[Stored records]
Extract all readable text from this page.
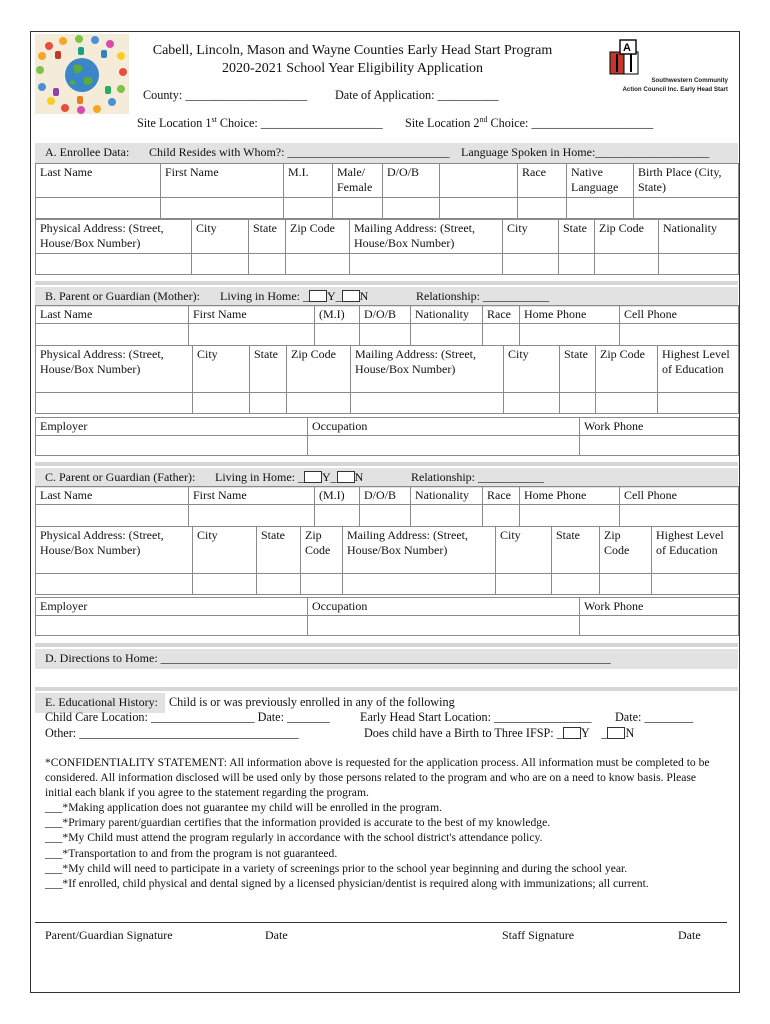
A
Southwestern Community
Action Council Inc. Early Head Start
Cabell, Lincoln, Mason and Wayne Counties Early Head Start Program
2020-2021 School Year Eligibility Application
County: ____________________ Date of Application: __________
Site Location 1st Choice: ____________________ Site Location 2nd Choice: ____________________
A. Enrollee Data: Child Resides with Whom?: ___________________________ Language Spoken in Home:___________________
Last Name	First Name	M.I.	Male/ Female	D/O/B		Race	Native Language	Birth Place (City, State)

Physical Address: (Street, House/Box Number)	City	State	Zip Code	Mailing Address: (Street, House/Box Number)	City	State	Zip Code	Nationality

B. Parent or Guardian (Mother): Living in Home: _ Y_ N	Relationship: ___________
Last Name	First Name	(M.I)	D/O/B	Nationality	Race	Home Phone	Cell Phone

Physical Address: (Street, House/Box Number)	City	State	Zip Code	Mailing Address: (Street, House/Box Number)	City	State	Zip Code	Highest Level of Education

Employer	Occupation	Work Phone

C. Parent or Guardian (Father): Living in Home: _ Y_ N	Relationship: ___________
Last Name	First Name	(M.I)	D/O/B	Nationality	Race	Home Phone	Cell Phone

Physical Address: (Street, House/Box Number)	City	State	Zip Code	Mailing Address: (Street, House/Box Number)	City	State	Zip Code	Highest Level of Education

Employer	Occupation	Work Phone

D. Directions to Home: ___________________________________________________________________________
E. Educational History: Child is or was previously enrolled in any of the following
Child Care Location: _________________ Date: _______ Early Head Start Location: ________________ Date: ________
Other: ____________________________________	Does child have a Birth to Three IFSP: _ Y    _ N
*CONFIDENTIALITY STATEMENT: All information above is requested for the application process. All information must be completed to be considered. All information disclosed will be used only by those persons related to the program and who are on a need to know basis. Please initial each blank if you agree to the statement regarding the program.
___*Making application does not guarantee my child will be enrolled in the program.
___*Primary parent/guardian certifies that the information provided is accurate to the best of my knowledge.
___*My Child must attend the program regularly in accordance with the school district's attendance policy.
___*Transportation to and from the program is not guaranteed.
___*My child will need to participate in a variety of screenings prior to the school year beginning and during the school year.
___*If enrolled, child physical and dental signed by a licensed physician/dentist is required along with immunizations; all current.
Parent/Guardian Signature	Date	Staff Signature	Date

* **Directive**
A faithful copy of the records above is needed, with the pictures left out.

* **Solution for this problem**
Extract all readable text from this page.
A
Southwestern Community
Action Council Inc. Early Head Start
Cabell, Lincoln, Mason and Wayne Counties Early Head Start Program
2020-2021 School Year Eligibility Application
County: ____________________ Date of Application: __________
Site Location 1st Choice: ____________________ Site Location 2nd Choice: ____________________
A. Enrollee Data: Child Resides with Whom?: ___________________________ Language Spoken in Home:___________________
Last Name	First Name	M.I.	Male/ Female	D/O/B		Race	Native Language	Birth Place (City, State)

Physical Address: (Street, House/Box Number)	City	State	Zip Code	Mailing Address: (Street, House/Box Number)	City	State	Zip Code	Nationality

B. Parent or Guardian (Mother): Living in Home: _ Y_ N	Relationship: ___________
Last Name	First Name	(M.I)	D/O/B	Nationality	Race	Home Phone	Cell Phone

Physical Address: (Street, House/Box Number)	City	State	Zip Code	Mailing Address: (Street, House/Box Number)	City	State	Zip Code	Highest Level of Education

Employer	Occupation	Work Phone

C. Parent or Guardian (Father): Living in Home: _ Y_ N	Relationship: ___________
Last Name	First Name	(M.I)	D/O/B	Nationality	Race	Home Phone	Cell Phone

Physical Address: (Street, House/Box Number)	City	State	Zip Code	Mailing Address: (Street, House/Box Number)	City	State	Zip Code	Highest Level of Education

Employer	Occupation	Work Phone

D. Directions to Home: ___________________________________________________________________________
E. Educational History: Child is or was previously enrolled in any of the following
Child Care Location: _________________ Date: _______ Early Head Start Location: ________________ Date: ________
Other: ____________________________________	Does child have a Birth to Three IFSP: _ Y    _ N
*CONFIDENTIALITY STATEMENT: All information above is requested for the application process. All information must be completed to be considered. All information disclosed will be used only by those persons related to the program and who are on a need to know basis. Please initial each blank if you agree to the statement regarding the program.
___*Making application does not guarantee my child will be enrolled in the program.
___*Primary parent/guardian certifies that the information provided is accurate to the best of my knowledge.
___*My Child must attend the program regularly in accordance with the school district's attendance policy.
___*Transportation to and from the program is not guaranteed.
___*My child will need to participate in a variety of screenings prior to the school year beginning and during the school year.
___*If enrolled, child physical and dental signed by a licensed physician/dentist is required along with immunizations; all current.
Parent/Guardian Signature	Date	Staff Signature	Date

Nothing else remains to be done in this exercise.